▶ **Compiti da svolgere**
• A. Nel brano selezionato, quante ore davanti allo schermo si contano a fine giornata?
• B. Per favore, ricopia dal brano selezionato il passo che inizia con "Ci lavori sopra" e finisce con "ripetizione, un abitudine.".

=== Brano selezionato ===

Un piccolo tesoro


Lavori per settimane ad un progetto. Conosci a memoria quasi tutto il materiale e nonostante siano decine e decine di ore di girato, ormai sai come muoverti. Senza una ricerca tra i file, sei in grado di costruirti mentalmente una time-line ideale della tua storia.

Ci lavori sopra così tanto che, sopratutto a fine giornata dopo 8 o 10 ore davanti allo schermo quando l'emicrania inizia a pesare nella testa , sviluppi un senso di nausea dopo aver rivisto per la millesima volta le stesse clip. Non ne puoi più di vedere Islambad scorrere dal finestrino mentre il furgone avanza lentamente facendosi strada con quel maledetto clacson cantilenante. Gli splendidi panorami della Rupal face, il vento gelido che muove la tenda e porta via la neve, il pastore pakistano con il suo gregge di capre markhor che saluta in camera con un sorriso, ormai sono spogliati del loro fascino. Il fascino delle prime volte in cui quelle immagini ti avevano rapito. Ora purtroppo sono diventate un estenuante ripetizione, un abitudine.

=== Sezione dati ===

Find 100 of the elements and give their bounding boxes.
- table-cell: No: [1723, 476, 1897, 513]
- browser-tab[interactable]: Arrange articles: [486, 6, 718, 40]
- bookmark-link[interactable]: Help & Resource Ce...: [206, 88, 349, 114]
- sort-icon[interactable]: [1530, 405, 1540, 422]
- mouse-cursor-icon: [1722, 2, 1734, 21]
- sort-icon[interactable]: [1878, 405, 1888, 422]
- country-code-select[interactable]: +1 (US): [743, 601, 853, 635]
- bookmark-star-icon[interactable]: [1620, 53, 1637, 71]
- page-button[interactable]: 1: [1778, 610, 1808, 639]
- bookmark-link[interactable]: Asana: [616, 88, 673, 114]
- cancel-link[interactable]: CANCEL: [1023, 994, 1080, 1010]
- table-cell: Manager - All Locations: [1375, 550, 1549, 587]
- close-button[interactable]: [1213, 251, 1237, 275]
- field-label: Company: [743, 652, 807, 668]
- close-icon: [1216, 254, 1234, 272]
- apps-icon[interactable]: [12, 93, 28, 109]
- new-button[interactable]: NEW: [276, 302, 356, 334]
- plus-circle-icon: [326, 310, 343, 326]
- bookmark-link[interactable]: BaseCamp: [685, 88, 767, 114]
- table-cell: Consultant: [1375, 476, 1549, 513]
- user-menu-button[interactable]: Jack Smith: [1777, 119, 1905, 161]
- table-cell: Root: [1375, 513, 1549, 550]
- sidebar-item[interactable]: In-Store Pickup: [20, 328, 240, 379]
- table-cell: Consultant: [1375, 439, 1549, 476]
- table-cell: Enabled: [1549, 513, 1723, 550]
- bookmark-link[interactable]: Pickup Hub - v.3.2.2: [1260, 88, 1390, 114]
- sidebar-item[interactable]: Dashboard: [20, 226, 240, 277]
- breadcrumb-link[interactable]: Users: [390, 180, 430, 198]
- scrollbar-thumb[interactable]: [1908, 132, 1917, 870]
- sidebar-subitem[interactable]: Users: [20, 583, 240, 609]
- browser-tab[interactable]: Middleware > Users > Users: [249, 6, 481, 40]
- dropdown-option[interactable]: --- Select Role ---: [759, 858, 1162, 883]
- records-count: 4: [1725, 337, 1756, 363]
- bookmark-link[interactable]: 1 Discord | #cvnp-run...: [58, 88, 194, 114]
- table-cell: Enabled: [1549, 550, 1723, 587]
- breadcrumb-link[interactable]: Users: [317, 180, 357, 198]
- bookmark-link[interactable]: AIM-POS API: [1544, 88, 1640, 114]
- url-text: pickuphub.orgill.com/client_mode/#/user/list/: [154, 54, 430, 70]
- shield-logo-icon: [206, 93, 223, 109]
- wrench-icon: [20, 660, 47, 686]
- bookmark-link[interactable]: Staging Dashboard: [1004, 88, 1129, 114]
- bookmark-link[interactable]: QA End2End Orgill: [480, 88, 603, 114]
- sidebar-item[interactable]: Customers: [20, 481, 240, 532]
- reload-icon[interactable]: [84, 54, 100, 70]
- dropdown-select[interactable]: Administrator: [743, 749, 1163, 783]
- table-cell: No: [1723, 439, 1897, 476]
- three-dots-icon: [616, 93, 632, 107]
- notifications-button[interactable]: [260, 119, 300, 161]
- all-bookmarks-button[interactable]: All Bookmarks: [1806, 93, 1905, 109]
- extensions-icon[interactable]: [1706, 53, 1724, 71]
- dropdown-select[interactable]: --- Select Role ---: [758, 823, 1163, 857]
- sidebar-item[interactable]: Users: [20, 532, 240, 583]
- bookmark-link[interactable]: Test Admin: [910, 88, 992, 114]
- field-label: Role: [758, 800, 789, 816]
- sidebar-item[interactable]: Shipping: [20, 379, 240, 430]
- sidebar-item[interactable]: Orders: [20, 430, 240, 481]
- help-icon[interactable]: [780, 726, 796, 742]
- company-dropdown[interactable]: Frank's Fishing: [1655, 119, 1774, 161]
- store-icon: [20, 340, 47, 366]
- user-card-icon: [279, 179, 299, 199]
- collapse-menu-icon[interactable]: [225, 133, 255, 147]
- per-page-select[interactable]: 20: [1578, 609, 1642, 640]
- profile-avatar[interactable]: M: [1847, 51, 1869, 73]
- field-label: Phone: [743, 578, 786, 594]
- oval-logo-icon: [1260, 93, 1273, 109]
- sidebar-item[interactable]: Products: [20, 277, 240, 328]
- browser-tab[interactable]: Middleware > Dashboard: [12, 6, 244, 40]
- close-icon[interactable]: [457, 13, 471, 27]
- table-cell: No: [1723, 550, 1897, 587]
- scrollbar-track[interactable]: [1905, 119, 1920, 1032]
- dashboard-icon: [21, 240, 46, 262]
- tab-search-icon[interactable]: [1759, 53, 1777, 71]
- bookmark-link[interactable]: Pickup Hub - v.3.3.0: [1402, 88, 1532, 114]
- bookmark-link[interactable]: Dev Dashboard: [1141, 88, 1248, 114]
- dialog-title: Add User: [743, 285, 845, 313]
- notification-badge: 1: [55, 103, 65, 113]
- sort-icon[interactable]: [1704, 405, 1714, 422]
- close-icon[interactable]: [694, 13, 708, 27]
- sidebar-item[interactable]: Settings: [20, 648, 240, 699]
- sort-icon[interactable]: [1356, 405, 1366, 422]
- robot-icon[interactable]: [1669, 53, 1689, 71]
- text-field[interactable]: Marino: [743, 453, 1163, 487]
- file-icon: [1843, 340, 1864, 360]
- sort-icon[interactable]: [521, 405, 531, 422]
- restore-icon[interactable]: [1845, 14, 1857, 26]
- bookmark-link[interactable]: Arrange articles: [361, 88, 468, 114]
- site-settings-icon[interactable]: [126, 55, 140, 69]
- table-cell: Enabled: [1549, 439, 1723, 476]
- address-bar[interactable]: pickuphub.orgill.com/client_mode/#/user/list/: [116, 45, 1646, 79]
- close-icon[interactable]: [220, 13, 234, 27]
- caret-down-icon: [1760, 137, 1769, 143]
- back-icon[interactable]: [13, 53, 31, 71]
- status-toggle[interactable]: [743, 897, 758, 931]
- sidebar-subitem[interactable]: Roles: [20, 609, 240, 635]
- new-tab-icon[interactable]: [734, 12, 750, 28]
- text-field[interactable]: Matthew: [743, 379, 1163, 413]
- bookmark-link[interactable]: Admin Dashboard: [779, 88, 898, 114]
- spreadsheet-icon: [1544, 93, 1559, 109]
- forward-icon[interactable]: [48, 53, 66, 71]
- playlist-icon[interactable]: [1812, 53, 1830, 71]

===

▶ **Soluzioni**
• A. Da 8 a 10 ore.

• B.
Ci lavori sopra così tanto che, sopratutto a fine giornata dopo 8 o 10 ore davanti allo schermo quando l'emicrania inizia a pesare nella testa , sviluppi un senso di nausea dopo aver rivisto per la millesima volta le stesse clip. Non ne puoi più di vedere Islambad scorrere dal finestrino mentre il furgone avanza lentamente facendosi strada con quel maledetto clacson cantilenante. Gli splendidi panorami della Rupal face, il vento gelido che muove la tenda e porta via la neve, il pastore pakistano con il suo gregge di capre markhor che saluta in camera con un sorriso, ormai sono spogliati del loro fascino. Il fascino delle prime volte in cui quelle immagini ti avevano rapito. Ora purtroppo sono diventate un estenuante ripetizione, un abitudine.